**DIRECTION**
Return every line of the data below that includes the string "name".

>> Begin SUPPLIED RECORDS

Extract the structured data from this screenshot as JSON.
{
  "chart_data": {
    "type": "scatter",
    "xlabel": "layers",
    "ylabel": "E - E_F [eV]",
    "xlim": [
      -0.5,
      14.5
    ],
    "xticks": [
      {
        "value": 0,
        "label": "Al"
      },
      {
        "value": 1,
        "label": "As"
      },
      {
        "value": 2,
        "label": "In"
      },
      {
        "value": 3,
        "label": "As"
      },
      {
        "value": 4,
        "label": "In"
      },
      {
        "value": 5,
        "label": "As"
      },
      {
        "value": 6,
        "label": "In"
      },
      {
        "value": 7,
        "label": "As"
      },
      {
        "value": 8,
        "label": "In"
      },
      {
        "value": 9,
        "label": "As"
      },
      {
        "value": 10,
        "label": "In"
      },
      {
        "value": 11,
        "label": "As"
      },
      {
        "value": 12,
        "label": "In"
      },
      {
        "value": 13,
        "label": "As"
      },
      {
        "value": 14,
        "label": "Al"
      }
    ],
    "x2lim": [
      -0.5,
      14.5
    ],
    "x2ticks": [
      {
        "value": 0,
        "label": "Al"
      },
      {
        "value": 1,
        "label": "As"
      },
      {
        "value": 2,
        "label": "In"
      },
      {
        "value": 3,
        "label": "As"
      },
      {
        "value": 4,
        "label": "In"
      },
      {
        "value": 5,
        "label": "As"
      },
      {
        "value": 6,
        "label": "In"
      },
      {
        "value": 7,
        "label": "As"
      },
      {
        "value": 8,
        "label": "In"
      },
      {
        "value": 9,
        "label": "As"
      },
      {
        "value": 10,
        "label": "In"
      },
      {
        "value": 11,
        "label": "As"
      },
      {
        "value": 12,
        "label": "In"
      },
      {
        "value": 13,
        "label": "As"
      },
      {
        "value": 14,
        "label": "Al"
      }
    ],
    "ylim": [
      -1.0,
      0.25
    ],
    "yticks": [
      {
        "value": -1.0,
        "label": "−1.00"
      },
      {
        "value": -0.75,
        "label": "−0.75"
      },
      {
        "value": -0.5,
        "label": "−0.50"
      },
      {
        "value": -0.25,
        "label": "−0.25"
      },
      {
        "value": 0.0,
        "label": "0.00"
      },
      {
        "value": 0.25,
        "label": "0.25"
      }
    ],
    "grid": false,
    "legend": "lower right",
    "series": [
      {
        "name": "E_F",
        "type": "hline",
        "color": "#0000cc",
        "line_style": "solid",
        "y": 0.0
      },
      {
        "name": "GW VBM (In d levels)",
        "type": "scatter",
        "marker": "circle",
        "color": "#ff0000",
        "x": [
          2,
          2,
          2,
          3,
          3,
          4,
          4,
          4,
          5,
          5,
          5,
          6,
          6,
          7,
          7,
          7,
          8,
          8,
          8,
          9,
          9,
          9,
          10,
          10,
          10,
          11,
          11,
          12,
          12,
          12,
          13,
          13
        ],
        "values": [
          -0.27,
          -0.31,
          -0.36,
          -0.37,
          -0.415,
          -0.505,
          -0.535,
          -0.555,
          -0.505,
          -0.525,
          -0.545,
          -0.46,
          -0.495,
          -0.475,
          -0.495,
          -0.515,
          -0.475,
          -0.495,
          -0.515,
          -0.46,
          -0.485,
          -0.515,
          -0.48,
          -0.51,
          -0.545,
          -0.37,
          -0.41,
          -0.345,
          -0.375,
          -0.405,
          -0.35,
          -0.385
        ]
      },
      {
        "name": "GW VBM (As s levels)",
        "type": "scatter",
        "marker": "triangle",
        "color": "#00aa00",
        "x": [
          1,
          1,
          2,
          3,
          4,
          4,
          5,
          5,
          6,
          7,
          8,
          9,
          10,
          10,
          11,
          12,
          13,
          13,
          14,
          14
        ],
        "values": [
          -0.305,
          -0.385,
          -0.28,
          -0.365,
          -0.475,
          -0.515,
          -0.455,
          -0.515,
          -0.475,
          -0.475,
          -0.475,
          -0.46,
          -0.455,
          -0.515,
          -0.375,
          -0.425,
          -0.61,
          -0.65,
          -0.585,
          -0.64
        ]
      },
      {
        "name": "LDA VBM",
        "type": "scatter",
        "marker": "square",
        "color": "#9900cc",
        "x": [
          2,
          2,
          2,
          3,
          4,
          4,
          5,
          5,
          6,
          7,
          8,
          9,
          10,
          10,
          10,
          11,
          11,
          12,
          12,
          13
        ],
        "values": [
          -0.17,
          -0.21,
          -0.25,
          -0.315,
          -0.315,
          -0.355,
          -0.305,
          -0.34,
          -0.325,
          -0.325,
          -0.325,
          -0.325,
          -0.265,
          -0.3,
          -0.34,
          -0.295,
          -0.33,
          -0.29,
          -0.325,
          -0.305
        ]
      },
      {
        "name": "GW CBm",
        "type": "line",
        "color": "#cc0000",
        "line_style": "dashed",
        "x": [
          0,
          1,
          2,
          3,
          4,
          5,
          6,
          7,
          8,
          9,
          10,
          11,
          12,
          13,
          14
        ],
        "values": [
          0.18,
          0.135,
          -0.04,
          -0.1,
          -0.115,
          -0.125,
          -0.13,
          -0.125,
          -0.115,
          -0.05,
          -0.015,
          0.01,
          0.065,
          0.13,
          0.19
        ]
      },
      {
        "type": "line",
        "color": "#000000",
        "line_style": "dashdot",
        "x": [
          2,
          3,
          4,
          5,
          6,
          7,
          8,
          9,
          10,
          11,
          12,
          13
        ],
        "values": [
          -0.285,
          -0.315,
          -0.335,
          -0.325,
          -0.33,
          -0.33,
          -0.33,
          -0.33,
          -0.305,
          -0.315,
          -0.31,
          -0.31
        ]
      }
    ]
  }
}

>> End SUPPLIED RECORDS

**EXPECTED ANSWER**
        "name": "E_F",
        "name": "GW VBM (In d levels)",
        "name": "GW VBM (As s levels)",
        "name": "LDA VBM",
        "name": "GW CBm",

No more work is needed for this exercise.